Monday, February 06, 2006

Abril es el mes más cruel

Abril es el mes más cruel, criando
lilas de la tierra muerta, mezclando
memoria y deseo, removiendo
turbias raíces con lluvia de primavera.

T. S. Eliot, La tierra baldía




Que un muchacho de Ciudad Juárez se pierda en una tormenta de arena, que otro joven de Tecomates, Jalisco, se desvanezca acribillado en el desierto de Irak, que uno más de Tijuana muera con sus ocho compañeros en la inmediaciones de Naziriya, hacia el sur de Irak, que otros dos de Guadalajara y Los Ángeles nunca vuelvan a ver su tierra natal, puede parecer imposible y novedoso. Pero la historia se repite con semejantes personajes o idénticas situaciones, con las mismas coartadas políticas, y la misma crueldad.

- **DATOS PROPORCIONADOS**

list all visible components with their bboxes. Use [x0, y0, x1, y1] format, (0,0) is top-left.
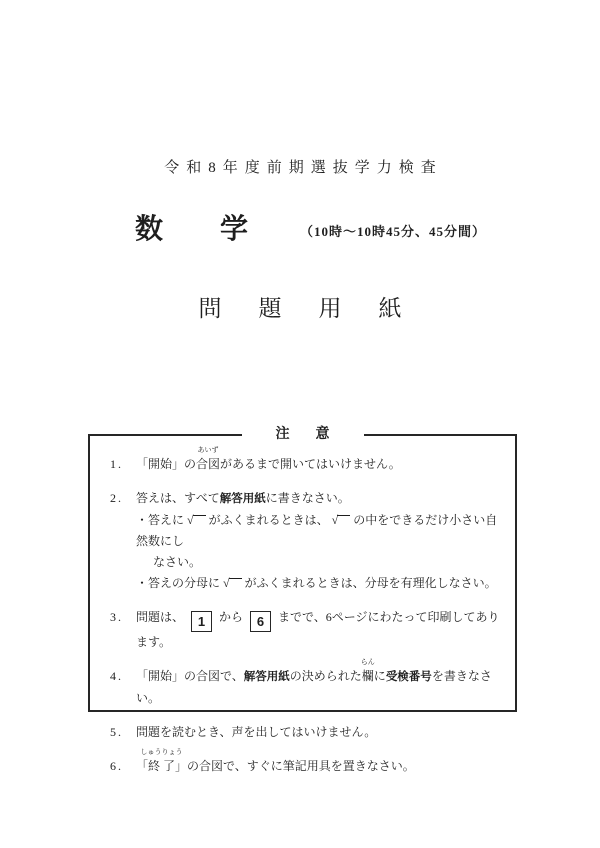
notice-list: [90, 436, 515, 777]
notice-item: [110, 607, 501, 653]
subject-name-char-2: 学: [220, 214, 249, 245]
notice-item: [110, 722, 501, 743]
notice-item-text: 問題は、 1 から 6 までで、6ページにわたって印刷してあります。: [136, 610, 500, 649]
notice-item: [110, 748, 501, 777]
exam-title: 令和8年度前期選抜学力検査: [164, 160, 443, 176]
boxed-question-number: 1: [191, 611, 212, 632]
notice-item-text: 問題を読むとき、声を出してはいけません。: [136, 725, 377, 739]
notice-item: [110, 658, 501, 709]
emphasis-text: 受検番号: [385, 671, 432, 683]
notice-item-text: 答えは、すべて解答用紙に書きなさい。 ・答えに √ がふくまれるときは、 √ の中をできるだけ小さい自然数にし なさい。 ・答えの分母に √ がふくまれるときは、分母を有理化しなさい。: [136, 491, 498, 590]
notice-item-number: 2.: [110, 491, 123, 505]
notice-item-text: 「 しゅうりょう 終 了」の合図で、すぐに筆記用具を置きなさい。: [136, 756, 501, 777]
emphasis-text: 解答用紙: [243, 671, 290, 683]
boxed-question-number: 6: [250, 611, 271, 632]
sqrt-symbol: √: [332, 513, 351, 527]
subject-row: [135, 214, 486, 246]
notice-item-number: 5.: [110, 725, 123, 739]
notice-item-text: 「開始」の あいず 合図があるまで開いてはいけません。: [136, 454, 501, 475]
sqrt-symbol: √: [187, 513, 206, 527]
notice-item-number: 1.: [110, 457, 123, 471]
paper-title: 問題用紙: [198, 296, 439, 321]
furigana-annotated-text: しゅうりょう 終 了: [140, 748, 183, 773]
notice-title: 注意: [242, 424, 364, 446]
exam-time-note: （10時～10時45分、45分間）: [300, 223, 487, 239]
furigana-annotated-text: あいず 合図: [196, 446, 221, 471]
notice-item: [110, 488, 501, 594]
notice-item-number: 3.: [110, 610, 123, 624]
sqrt-symbol: √: [223, 576, 242, 590]
notice-item-number: 6.: [110, 759, 123, 773]
notice-item: [110, 446, 501, 475]
furigana-annotated-text: らん 欄: [360, 658, 375, 683]
notice-item-text: 「開始」の合図で、解答用紙の決められた らん 欄に受検番号を書きなさい。: [136, 658, 492, 705]
notice-item-number: 4.: [110, 669, 123, 683]
notice-box: [88, 427, 517, 773]
subject-name-char-1: 数: [135, 214, 164, 245]
emphasis-text: 解答用紙: [219, 493, 266, 505]
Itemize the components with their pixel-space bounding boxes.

- **EJERCICIOS PROPUESTOS**
(a) Indique si cada afirmación concuerda con el texto y cite las palabras que lo deciden: (i) el joven de Tecomates, Jalisco, murió en el desierto de Irak; (ii) el muchacho de Tijuana murió solo; (iii) Naziriya se encuentra hacia el norte de Irak.
(b) ¿De qué obra procede el epígrafe que encabeza el texto?

- **SOLUCIONES COMPLETAS**
(a)
(i) Sí: "otro joven de Tecomates, Jalisco, se desvanezca acribillado en el desierto de Irak".
(ii) No: "muera con sus ocho compañeros".
(iii) No: "hacia el sur de Irak".

(b) De *La tierra baldía*, de T. S. Eliot.